_Task prompt_.
Pick out every line of the entries below where "this" occurs, and copy those lines.
===== Material
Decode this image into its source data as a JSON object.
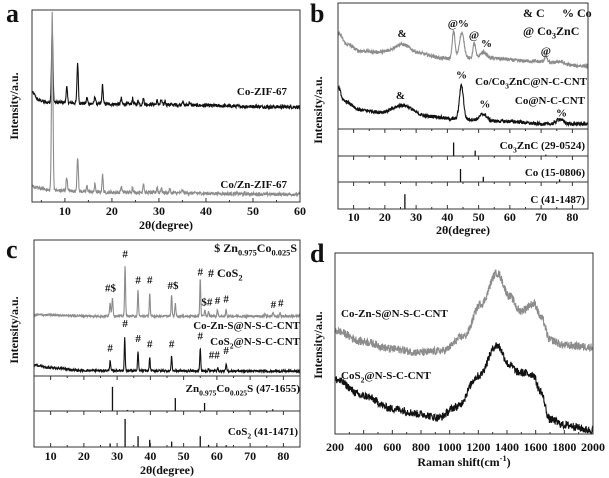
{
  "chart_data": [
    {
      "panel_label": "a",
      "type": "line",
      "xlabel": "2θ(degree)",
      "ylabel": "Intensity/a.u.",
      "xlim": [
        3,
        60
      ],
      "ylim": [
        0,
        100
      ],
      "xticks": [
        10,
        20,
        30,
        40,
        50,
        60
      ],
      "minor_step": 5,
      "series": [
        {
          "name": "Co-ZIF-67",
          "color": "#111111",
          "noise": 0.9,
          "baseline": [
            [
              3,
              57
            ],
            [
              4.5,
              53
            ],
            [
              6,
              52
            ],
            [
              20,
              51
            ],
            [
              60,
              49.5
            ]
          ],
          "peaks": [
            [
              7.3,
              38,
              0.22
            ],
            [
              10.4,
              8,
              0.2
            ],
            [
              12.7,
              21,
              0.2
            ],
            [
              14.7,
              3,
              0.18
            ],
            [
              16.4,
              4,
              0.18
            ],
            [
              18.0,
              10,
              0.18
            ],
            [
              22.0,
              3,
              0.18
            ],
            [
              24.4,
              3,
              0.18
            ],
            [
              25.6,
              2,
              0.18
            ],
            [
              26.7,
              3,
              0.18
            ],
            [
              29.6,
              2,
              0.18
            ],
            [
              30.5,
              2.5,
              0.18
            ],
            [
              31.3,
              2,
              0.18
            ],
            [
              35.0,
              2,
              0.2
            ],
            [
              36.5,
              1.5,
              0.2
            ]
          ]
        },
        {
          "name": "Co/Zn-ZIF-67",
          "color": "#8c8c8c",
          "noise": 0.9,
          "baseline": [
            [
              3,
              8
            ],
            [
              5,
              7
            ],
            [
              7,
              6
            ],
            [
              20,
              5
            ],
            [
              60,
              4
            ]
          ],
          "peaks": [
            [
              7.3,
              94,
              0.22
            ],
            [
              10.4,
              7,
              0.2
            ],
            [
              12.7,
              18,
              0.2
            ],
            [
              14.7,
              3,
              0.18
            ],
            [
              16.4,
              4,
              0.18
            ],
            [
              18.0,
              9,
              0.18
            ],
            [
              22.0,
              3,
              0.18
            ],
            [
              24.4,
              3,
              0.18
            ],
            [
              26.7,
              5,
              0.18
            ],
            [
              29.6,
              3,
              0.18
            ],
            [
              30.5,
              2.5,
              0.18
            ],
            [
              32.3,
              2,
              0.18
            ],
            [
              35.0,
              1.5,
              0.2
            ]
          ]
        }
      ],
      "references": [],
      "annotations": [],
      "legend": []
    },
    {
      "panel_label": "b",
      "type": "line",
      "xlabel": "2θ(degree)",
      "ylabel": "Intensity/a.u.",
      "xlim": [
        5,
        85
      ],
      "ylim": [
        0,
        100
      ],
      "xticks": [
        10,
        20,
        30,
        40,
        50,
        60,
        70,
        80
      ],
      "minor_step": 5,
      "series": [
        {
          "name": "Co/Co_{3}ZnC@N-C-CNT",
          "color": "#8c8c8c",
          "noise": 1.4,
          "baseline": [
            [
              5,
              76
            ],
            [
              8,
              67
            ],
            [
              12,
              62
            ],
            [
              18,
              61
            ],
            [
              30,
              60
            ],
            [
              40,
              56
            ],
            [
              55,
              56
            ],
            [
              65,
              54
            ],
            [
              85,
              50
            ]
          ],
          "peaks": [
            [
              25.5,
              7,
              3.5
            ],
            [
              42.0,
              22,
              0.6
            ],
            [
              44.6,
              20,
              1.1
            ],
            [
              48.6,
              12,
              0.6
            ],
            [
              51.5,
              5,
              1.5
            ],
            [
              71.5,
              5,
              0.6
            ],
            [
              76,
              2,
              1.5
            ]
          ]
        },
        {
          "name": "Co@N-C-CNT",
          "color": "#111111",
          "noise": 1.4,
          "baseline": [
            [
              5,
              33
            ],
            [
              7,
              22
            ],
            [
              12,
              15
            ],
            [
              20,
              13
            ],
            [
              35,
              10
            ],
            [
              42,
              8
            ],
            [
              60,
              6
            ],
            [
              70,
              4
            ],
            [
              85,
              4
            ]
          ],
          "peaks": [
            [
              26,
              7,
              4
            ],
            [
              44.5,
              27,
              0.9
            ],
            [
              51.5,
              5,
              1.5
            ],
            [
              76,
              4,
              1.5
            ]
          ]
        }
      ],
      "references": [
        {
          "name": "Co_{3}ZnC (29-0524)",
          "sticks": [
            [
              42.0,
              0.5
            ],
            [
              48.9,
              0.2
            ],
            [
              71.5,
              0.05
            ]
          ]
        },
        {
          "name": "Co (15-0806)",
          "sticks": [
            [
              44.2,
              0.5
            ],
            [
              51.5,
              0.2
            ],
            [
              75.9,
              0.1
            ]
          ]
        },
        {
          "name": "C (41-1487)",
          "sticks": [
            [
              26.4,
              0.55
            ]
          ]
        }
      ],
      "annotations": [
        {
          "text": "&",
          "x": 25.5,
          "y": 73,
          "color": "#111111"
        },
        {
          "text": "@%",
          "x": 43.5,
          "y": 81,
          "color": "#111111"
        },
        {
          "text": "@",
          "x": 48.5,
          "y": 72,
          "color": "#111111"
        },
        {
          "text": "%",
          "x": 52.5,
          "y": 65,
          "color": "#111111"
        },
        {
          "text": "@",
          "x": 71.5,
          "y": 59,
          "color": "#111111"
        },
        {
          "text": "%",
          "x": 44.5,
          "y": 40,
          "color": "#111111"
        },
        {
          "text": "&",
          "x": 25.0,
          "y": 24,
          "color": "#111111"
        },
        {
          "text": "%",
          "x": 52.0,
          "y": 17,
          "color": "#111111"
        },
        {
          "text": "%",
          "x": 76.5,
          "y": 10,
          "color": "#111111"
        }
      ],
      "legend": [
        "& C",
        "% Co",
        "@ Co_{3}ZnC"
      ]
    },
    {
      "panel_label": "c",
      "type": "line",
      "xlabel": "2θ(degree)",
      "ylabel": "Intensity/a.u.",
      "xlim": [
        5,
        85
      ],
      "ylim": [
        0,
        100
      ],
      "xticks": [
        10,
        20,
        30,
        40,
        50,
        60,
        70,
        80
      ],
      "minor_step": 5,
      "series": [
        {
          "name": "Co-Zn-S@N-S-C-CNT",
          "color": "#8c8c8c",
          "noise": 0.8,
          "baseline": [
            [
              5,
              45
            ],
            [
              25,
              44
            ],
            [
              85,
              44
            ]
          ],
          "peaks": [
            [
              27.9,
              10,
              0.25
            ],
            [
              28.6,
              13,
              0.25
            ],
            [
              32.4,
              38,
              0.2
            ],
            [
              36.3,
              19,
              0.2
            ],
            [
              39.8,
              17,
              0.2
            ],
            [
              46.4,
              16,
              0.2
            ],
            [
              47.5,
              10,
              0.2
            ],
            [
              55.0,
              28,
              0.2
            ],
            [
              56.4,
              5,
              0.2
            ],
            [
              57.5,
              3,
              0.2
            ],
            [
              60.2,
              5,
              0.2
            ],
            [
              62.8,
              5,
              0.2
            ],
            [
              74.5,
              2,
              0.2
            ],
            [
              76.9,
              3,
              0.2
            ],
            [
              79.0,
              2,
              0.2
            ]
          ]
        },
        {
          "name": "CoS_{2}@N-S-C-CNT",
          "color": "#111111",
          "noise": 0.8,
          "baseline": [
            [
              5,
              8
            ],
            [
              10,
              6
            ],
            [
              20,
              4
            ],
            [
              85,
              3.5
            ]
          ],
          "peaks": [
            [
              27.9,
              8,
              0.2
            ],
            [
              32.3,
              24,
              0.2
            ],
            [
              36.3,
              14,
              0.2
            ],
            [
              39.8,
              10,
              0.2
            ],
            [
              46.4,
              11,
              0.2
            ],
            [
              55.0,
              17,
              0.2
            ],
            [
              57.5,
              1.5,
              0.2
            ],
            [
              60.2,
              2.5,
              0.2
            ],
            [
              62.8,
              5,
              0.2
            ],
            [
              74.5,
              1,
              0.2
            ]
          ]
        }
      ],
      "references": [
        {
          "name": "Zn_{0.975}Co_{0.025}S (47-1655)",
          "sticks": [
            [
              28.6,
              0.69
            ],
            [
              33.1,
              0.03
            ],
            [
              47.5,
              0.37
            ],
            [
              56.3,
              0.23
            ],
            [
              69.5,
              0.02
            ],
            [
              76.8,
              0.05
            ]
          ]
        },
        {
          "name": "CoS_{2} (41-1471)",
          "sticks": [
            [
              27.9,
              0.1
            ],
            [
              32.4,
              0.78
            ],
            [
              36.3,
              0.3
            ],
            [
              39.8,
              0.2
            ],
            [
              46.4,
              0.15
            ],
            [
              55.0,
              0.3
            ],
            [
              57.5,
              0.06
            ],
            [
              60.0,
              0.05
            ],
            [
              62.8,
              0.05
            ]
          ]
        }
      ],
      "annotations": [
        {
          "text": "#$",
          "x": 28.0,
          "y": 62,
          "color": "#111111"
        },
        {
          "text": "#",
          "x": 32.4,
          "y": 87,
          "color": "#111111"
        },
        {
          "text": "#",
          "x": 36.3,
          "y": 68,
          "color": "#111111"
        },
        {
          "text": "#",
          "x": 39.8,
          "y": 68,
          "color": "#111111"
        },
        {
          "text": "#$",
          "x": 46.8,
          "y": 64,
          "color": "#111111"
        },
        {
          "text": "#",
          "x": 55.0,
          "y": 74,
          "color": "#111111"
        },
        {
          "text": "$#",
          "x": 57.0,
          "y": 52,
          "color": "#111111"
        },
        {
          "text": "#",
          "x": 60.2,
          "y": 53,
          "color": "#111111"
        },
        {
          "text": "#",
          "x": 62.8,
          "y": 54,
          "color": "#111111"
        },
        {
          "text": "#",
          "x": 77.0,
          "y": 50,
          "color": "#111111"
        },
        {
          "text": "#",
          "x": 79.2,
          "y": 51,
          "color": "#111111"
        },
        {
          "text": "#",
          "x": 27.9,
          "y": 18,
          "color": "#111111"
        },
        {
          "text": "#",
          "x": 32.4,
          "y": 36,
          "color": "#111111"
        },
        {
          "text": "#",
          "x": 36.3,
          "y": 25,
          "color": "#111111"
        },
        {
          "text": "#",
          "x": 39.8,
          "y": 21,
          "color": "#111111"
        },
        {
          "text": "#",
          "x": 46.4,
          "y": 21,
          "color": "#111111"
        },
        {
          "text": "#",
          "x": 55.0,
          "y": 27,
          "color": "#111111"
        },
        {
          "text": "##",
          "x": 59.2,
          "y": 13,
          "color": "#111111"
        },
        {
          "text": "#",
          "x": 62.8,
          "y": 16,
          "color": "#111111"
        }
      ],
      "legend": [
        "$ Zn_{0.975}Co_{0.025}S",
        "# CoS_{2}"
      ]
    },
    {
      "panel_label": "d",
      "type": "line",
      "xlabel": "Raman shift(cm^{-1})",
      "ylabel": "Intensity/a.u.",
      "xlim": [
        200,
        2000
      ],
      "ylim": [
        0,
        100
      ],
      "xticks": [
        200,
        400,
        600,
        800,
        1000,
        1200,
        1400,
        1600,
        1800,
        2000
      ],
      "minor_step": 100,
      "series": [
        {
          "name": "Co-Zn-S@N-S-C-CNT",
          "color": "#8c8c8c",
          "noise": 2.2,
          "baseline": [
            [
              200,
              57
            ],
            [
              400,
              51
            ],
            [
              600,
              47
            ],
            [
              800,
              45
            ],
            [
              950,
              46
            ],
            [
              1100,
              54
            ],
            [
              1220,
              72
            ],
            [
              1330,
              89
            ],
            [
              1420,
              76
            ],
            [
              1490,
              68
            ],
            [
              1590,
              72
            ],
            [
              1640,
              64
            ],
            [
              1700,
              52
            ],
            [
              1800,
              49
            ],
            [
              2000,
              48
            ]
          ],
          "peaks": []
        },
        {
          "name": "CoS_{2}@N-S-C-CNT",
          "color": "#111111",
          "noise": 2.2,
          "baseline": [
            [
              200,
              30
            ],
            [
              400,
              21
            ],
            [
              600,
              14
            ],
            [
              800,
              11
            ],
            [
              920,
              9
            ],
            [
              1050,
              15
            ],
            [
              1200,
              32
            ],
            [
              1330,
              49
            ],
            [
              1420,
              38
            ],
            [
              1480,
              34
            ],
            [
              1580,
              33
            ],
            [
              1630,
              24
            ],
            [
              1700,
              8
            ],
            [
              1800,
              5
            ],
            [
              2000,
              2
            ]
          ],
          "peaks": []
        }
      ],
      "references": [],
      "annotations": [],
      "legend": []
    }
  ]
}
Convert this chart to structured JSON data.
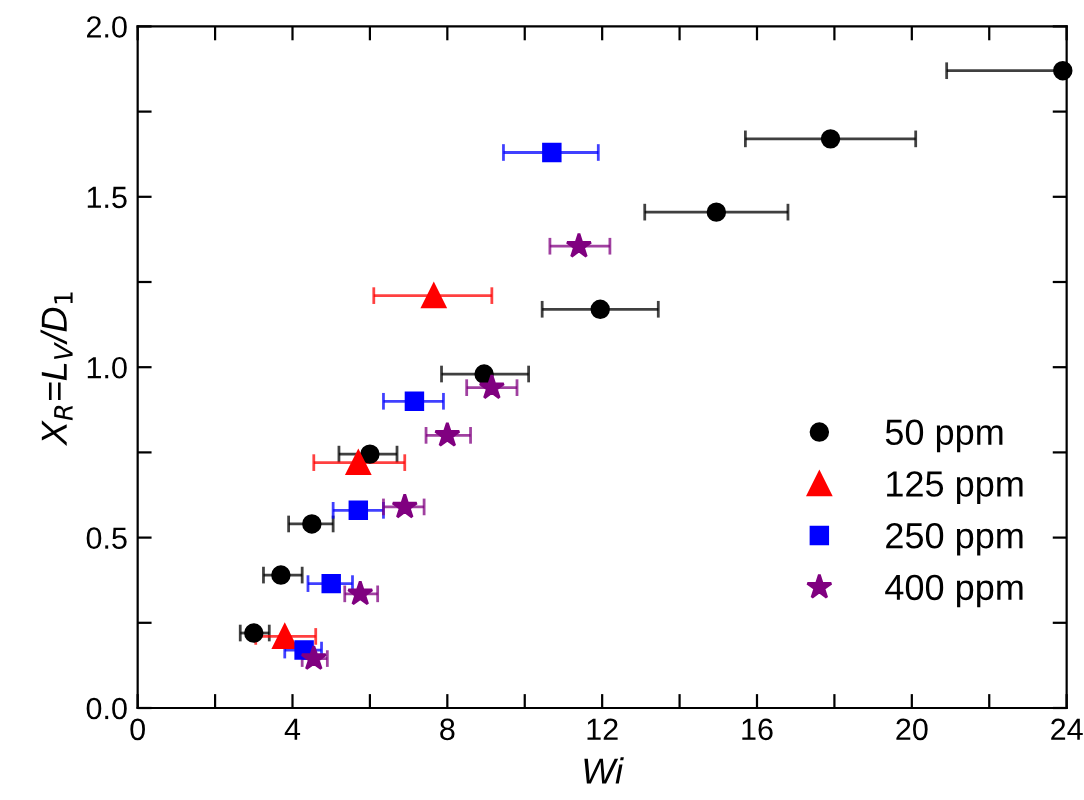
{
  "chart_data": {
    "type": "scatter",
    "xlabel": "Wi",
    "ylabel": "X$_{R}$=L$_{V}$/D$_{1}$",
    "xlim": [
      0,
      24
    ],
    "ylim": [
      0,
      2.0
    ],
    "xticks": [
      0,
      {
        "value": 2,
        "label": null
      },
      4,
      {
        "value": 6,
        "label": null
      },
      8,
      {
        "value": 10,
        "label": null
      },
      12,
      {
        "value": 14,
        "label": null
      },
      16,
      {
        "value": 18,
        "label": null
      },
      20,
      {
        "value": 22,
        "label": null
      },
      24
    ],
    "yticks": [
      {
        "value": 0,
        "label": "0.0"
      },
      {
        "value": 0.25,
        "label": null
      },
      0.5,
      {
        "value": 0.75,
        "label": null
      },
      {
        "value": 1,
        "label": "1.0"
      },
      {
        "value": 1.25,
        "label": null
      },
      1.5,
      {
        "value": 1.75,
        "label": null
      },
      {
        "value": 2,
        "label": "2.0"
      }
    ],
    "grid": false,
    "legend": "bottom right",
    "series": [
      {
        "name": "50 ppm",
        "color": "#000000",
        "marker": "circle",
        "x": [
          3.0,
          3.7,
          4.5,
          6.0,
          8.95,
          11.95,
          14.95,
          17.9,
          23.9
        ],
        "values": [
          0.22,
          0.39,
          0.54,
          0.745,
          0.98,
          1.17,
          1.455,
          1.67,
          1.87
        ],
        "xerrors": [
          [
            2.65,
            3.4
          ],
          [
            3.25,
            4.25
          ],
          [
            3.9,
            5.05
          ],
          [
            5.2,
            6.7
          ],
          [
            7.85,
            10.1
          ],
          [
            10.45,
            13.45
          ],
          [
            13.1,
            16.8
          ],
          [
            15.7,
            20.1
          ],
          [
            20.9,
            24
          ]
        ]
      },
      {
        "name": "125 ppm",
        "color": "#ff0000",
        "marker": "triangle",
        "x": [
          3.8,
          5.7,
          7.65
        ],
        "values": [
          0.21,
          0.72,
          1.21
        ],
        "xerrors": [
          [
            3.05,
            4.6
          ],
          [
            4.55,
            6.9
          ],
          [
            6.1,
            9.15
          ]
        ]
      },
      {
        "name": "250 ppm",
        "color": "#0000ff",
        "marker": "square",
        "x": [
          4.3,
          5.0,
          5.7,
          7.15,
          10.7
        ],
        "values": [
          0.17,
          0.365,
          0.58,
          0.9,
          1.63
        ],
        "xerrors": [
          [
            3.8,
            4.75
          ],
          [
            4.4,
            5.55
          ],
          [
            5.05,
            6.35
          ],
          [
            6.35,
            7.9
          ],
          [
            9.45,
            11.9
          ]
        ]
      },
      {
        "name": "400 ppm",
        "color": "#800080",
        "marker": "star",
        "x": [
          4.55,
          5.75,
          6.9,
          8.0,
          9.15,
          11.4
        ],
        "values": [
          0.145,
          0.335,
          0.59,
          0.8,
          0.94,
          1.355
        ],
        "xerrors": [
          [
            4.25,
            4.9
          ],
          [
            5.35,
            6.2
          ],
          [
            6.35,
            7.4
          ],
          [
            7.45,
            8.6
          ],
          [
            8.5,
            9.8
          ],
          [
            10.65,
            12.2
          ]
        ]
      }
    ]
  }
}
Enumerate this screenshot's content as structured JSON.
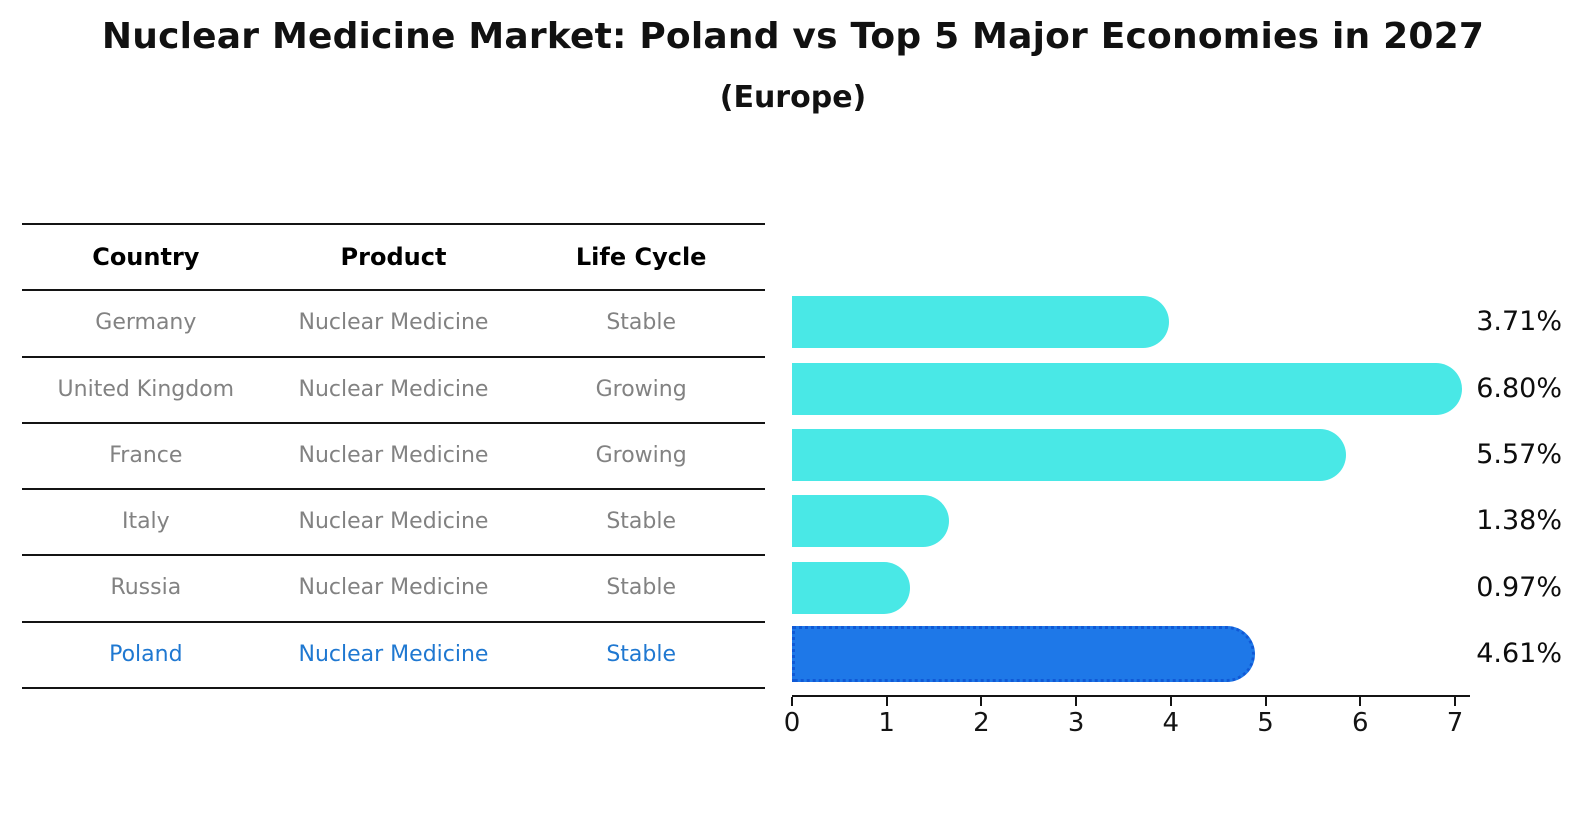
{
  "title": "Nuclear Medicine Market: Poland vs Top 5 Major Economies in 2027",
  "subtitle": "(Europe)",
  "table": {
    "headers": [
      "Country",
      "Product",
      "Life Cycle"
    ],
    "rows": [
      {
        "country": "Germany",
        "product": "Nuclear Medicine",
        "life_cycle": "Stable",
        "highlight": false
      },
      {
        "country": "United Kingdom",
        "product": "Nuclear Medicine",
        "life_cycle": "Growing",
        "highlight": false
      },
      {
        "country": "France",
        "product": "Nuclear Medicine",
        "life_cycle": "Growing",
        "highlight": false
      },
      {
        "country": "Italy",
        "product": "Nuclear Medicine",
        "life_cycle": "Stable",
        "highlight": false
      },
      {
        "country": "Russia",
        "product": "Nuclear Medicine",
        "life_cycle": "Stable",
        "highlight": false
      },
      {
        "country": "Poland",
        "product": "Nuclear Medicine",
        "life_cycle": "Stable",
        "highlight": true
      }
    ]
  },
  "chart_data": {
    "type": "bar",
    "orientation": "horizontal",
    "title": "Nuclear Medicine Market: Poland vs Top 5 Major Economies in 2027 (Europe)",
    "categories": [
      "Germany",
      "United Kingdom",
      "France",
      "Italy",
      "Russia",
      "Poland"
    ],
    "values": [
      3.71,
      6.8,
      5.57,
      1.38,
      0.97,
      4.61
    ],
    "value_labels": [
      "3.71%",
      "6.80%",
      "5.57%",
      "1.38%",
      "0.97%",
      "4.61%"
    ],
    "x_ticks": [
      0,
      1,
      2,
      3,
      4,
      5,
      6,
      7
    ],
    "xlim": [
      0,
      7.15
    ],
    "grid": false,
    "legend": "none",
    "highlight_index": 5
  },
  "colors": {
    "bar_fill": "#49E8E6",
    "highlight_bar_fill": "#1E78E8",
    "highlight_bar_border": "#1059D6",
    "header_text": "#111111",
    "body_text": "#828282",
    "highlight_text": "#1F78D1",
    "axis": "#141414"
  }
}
==========
_Answer_.
Decode this image into its source data as a JSON object.
Convert this chart to structured JSON data.
Enumerate this screenshot's content as structured JSON.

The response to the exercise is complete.